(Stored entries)
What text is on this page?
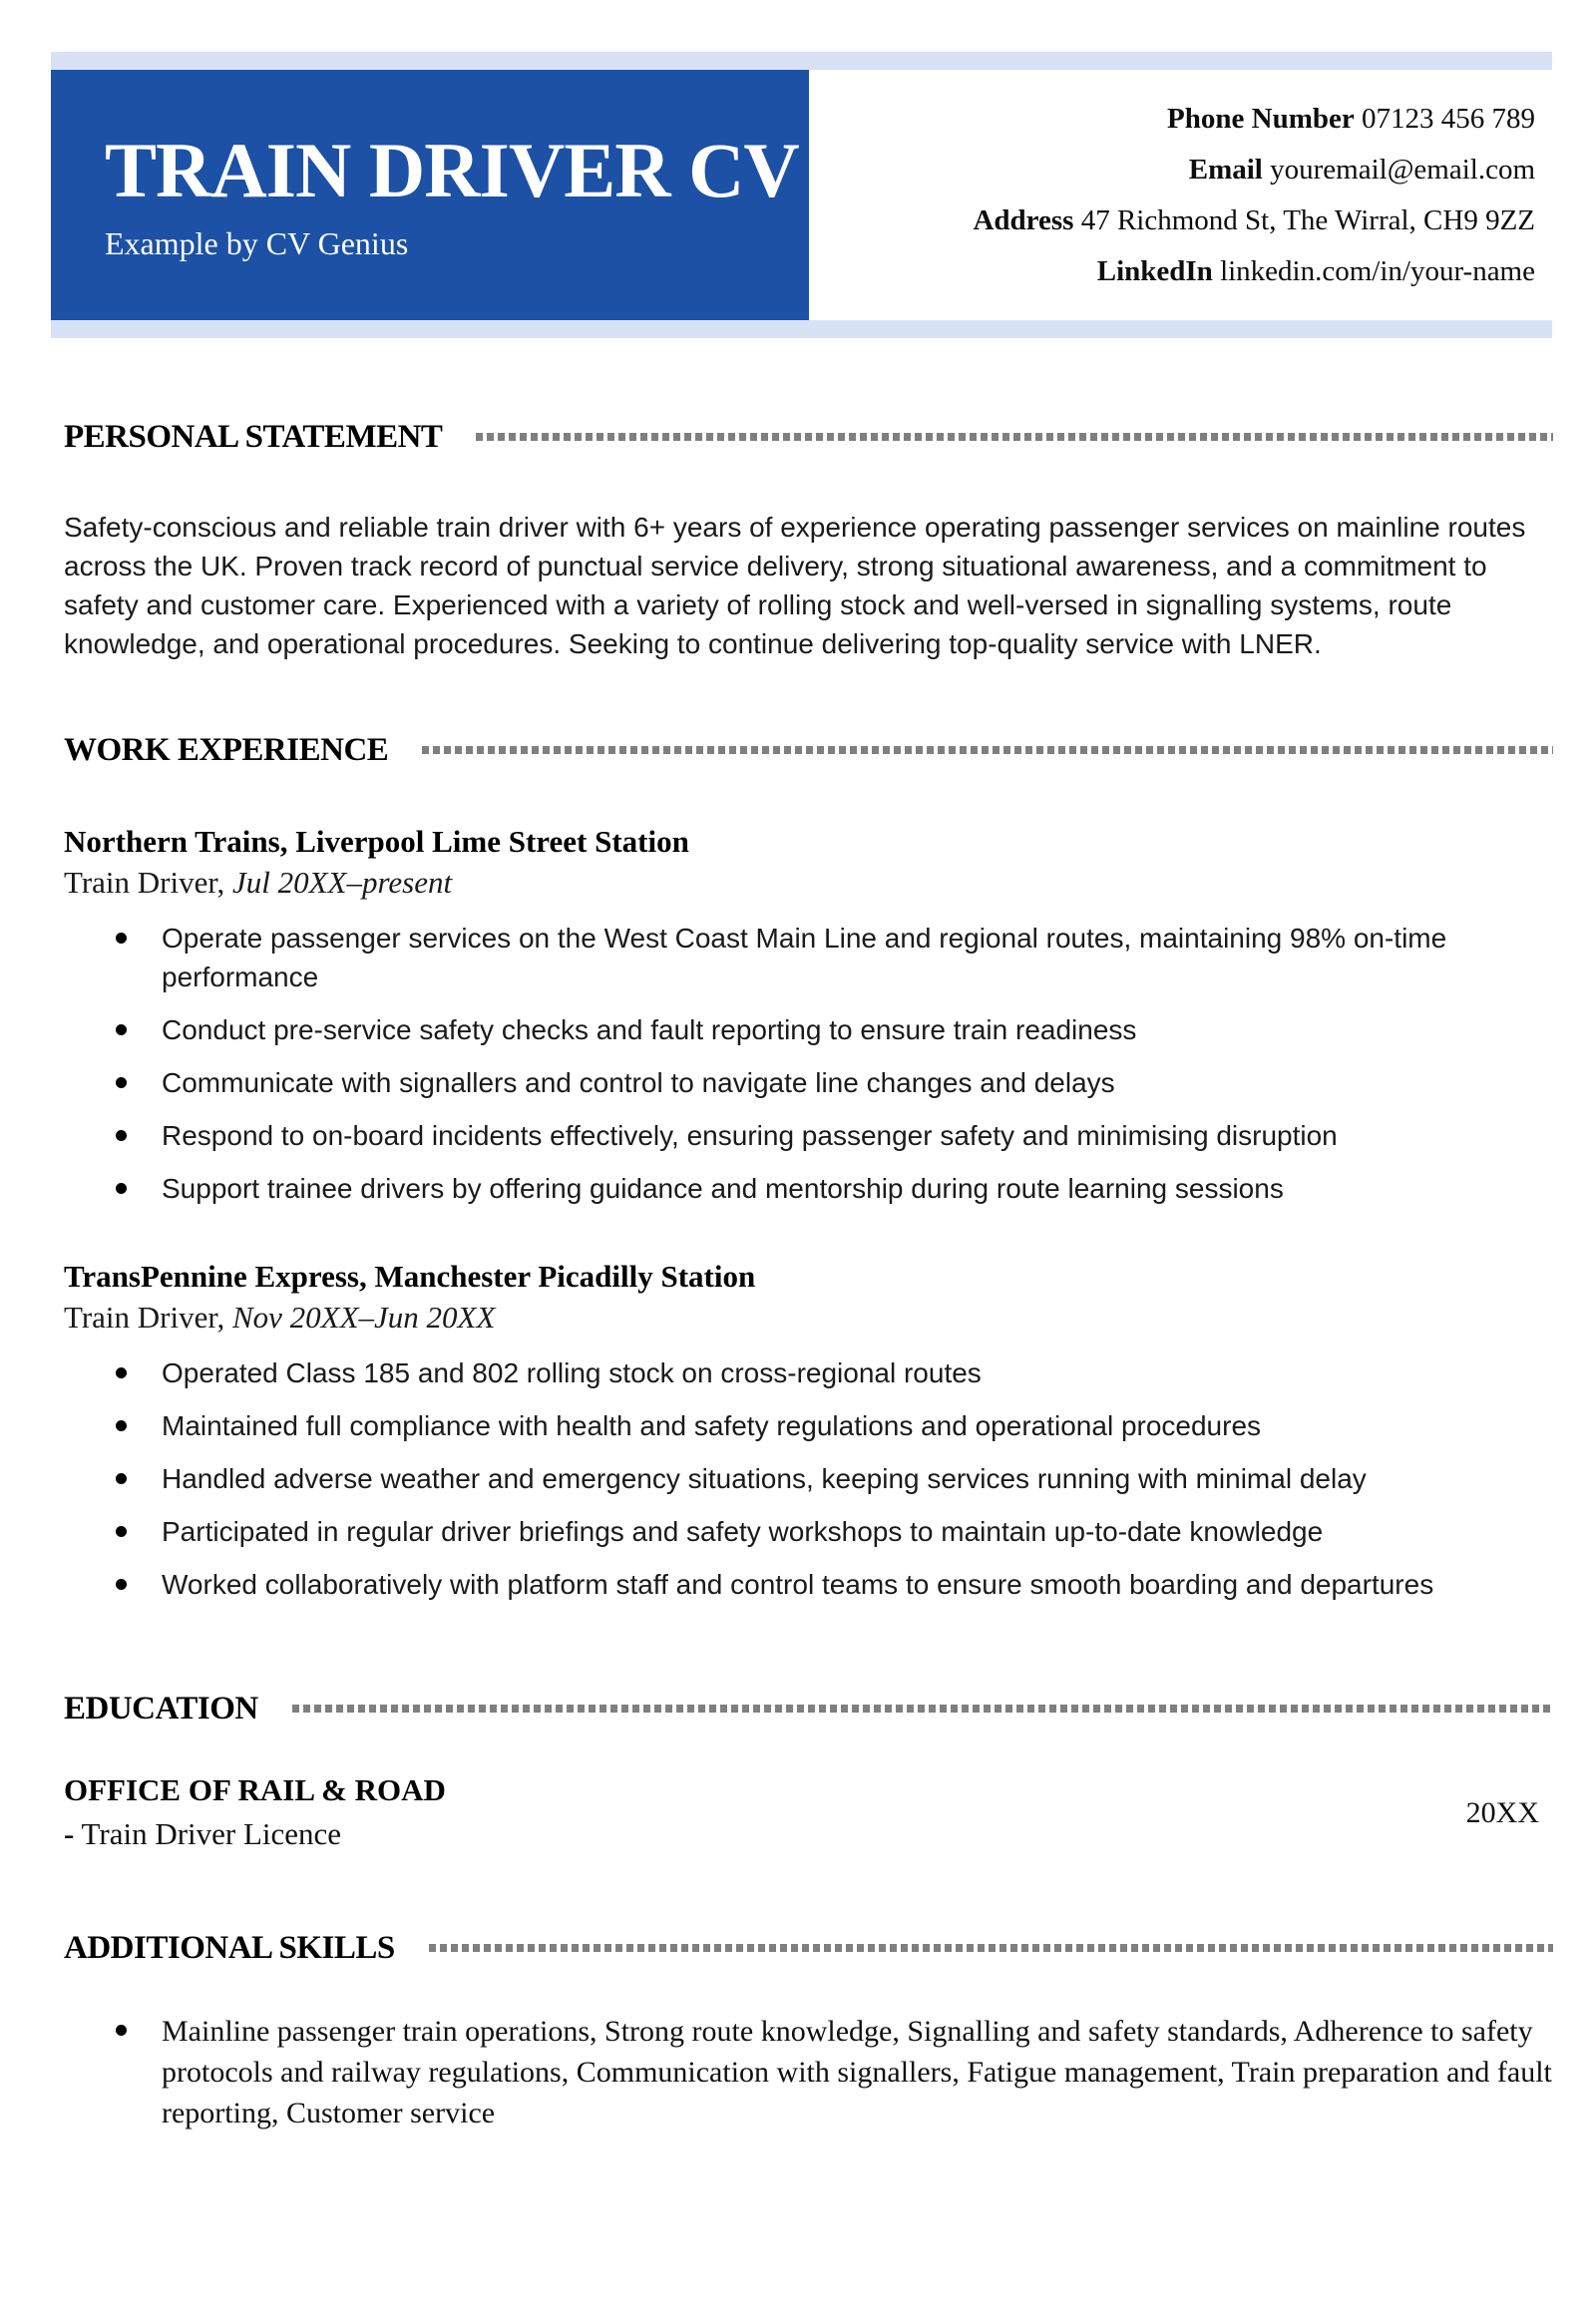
TRAIN DRIVER CV
Example by CV Genius
Phone Number 07123 456 789
Email youremail@email.com
Address 47 Richmond St, The Wirral, CH9 9ZZ
LinkedIn linkedin.com/in/your-name
PERSONAL STATEMENT

Safety-conscious and reliable train driver with 6+ years of experience operating passenger services on mainline routes across the UK. Proven track record of punctual service delivery, strong situational awareness, and a commitment to safety and customer care. Experienced with a variety of rolling stock and well-versed in signalling systems, route knowledge, and operational procedures. Seeking to continue delivering top-quality service with LNER.

WORK EXPERIENCE
Northern Trains, Liverpool Lime Street Station
Train Driver, Jul 20XX–present
Operate passenger services on the West Coast Main Line and regional routes, maintaining 98% on-time performance
Conduct pre-service safety checks and fault reporting to ensure train readiness
Communicate with signallers and control to navigate line changes and delays
Respond to on-board incidents effectively, ensuring passenger safety and minimising disruption
Support trainee drivers by offering guidance and mentorship during route learning sessions
TransPennine Express, Manchester Picadilly Station
Train Driver, Nov 20XX–Jun 20XX
Operated Class 185 and 802 rolling stock on cross-regional routes
Maintained full compliance with health and safety regulations and operational procedures
Handled adverse weather and emergency situations, keeping services running with minimal delay
Participated in regular driver briefings and safety workshops to maintain up-to-date knowledge
Worked collaboratively with platform staff and control teams to ensure smooth boarding and departures
EDUCATION
OFFICE OF RAIL & ROAD
- Train Driver Licence
20XX
ADDITIONAL SKILLS
Mainline passenger train operations, Strong route knowledge, Signalling and safety standards, Adherence to safety protocols and railway regulations, Communication with signallers, Fatigue management, Train preparation and fault reporting, Customer service
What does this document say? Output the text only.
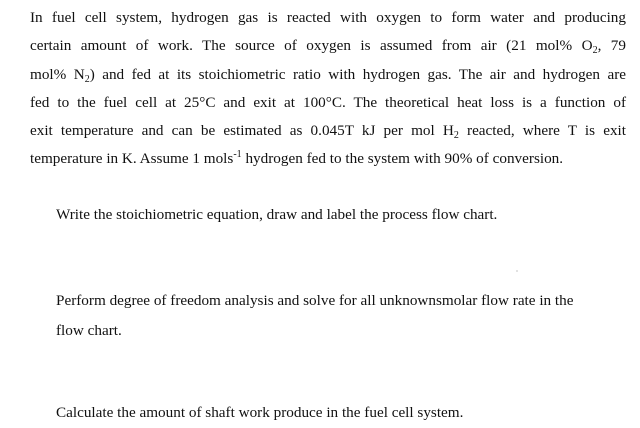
In fuel cell system, hydrogen gas is reacted with oxygen to form water and producing
certain amount of work. The source of oxygen is assumed from air (21 mol% $O_2$, 79
mol% $N_2$) and fed at its stoichiometric ratio with hydrogen gas. The air and hydrogen are
fed to the fuel cell at 25°C and exit at 100°C. The theoretical heat loss is a function of
exit temperature and can be estimated as 0.045T kJ per mol $H_2$ reacted, where T is exit
temperature in K. Assume 1 mols$^{-1}$ hydrogen fed to the system with 90% of conversion.
Write the stoichiometric equation, draw and label the process flow chart.
Perform degree of freedom analysis and solve for all unknownsmolar flow rate in the
flow chart.
Calculate the amount of shaft work produce in the fuel cell system.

## [YOUR GOAL]
Track down every line holding the string "text" and copy it.

## [ANSWER FOR THE TASK]
What text is on this page?
What does this document say? Output the text only.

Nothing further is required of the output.